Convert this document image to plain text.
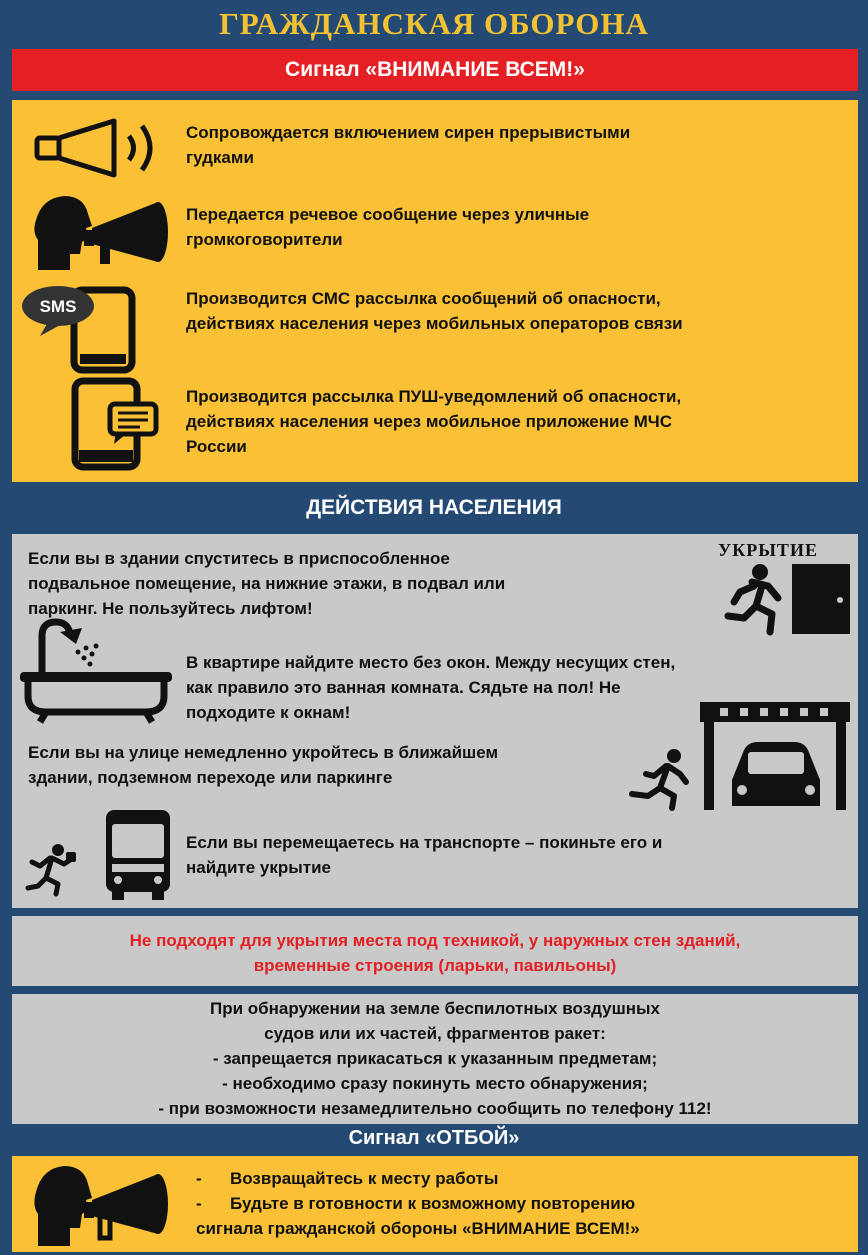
ГРАЖДАНСКАЯ ОБОРОНА
Сигнал «ВНИМАНИЕ ВСЕМ!»
Сопровождается включением сирен прерывистыми
гудками
Передается речевое сообщение через уличные
громкоговорители
SMS	Производится СМС рассылка сообщений об опасности,
действиях населения через мобильных операторов связи
Производится рассылка ПУШ-уведомлений об опасности,
действиях населения через мобильное приложение МЧС
России
ДЕЙСТВИЯ НАСЕЛЕНИЯ
УКРЫТИЕ
Если вы в здании спуститесь в приспособленное
подвальное помещение, на нижние этажи, в подвал или
паркинг. Не пользуйтесь лифтом!
В квартире найдите место без окон. Между несущих стен,
как правило это ванная комната. Сядьте на пол! Не
подходите к окнам!
Если вы на улице немедленно укройтесь в ближайшем
здании, подземном переходе или паркинге
Если вы перемещаетесь на транспорте – покиньте его и
найдите укрытие
Не подходят для укрытия места под техникой, у наружных стен зданий,
временные строения (ларьки, павильоны)
При обнаружении на земле беспилотных воздушных
судов или их частей, фрагментов ракет:
- запрещается прикасаться к указанным предметам;
- необходимо сразу покинуть место обнаружения;
- при возможности незамедлительно сообщить по телефону 112!
Сигнал «ОТБОЙ»
-	Возвращайтесь к месту работы
-	Будьте в готовности к возможному повторению
сигнала гражданской обороны «ВНИМАНИЕ ВСЕМ!»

EXERCISE GOAL - In your copy, leave out the pictures and reproduce the material above exactly.

RESPONSE FOR THIS EXERCISE -
Convert this document image to plain text.
ГРАЖДАНСКАЯ ОБОРОНА
Сигнал «ВНИМАНИЕ ВСЕМ!»
Сопровождается включением сирен прерывистыми
гудками
Передается речевое сообщение через уличные
громкоговорители
SMS	Производится СМС рассылка сообщений об опасности,
действиях населения через мобильных операторов связи
Производится рассылка ПУШ-уведомлений об опасности,
действиях населения через мобильное приложение МЧС
России
ДЕЙСТВИЯ НАСЕЛЕНИЯ
УКРЫТИЕ
Если вы в здании спуститесь в приспособленное
подвальное помещение, на нижние этажи, в подвал или
паркинг. Не пользуйтесь лифтом!
В квартире найдите место без окон. Между несущих стен,
как правило это ванная комната. Сядьте на пол! Не
подходите к окнам!
Если вы на улице немедленно укройтесь в ближайшем
здании, подземном переходе или паркинге
Если вы перемещаетесь на транспорте – покиньте его и
найдите укрытие
Не подходят для укрытия места под техникой, у наружных стен зданий,
временные строения (ларьки, павильоны)
При обнаружении на земле беспилотных воздушных
судов или их частей, фрагментов ракет:
- запрещается прикасаться к указанным предметам;
- необходимо сразу покинуть место обнаружения;
- при возможности незамедлительно сообщить по телефону 112!
Сигнал «ОТБОЙ»
-	Возвращайтесь к месту работы
-	Будьте в готовности к возможному повторению
сигнала гражданской обороны «ВНИМАНИЕ ВСЕМ!»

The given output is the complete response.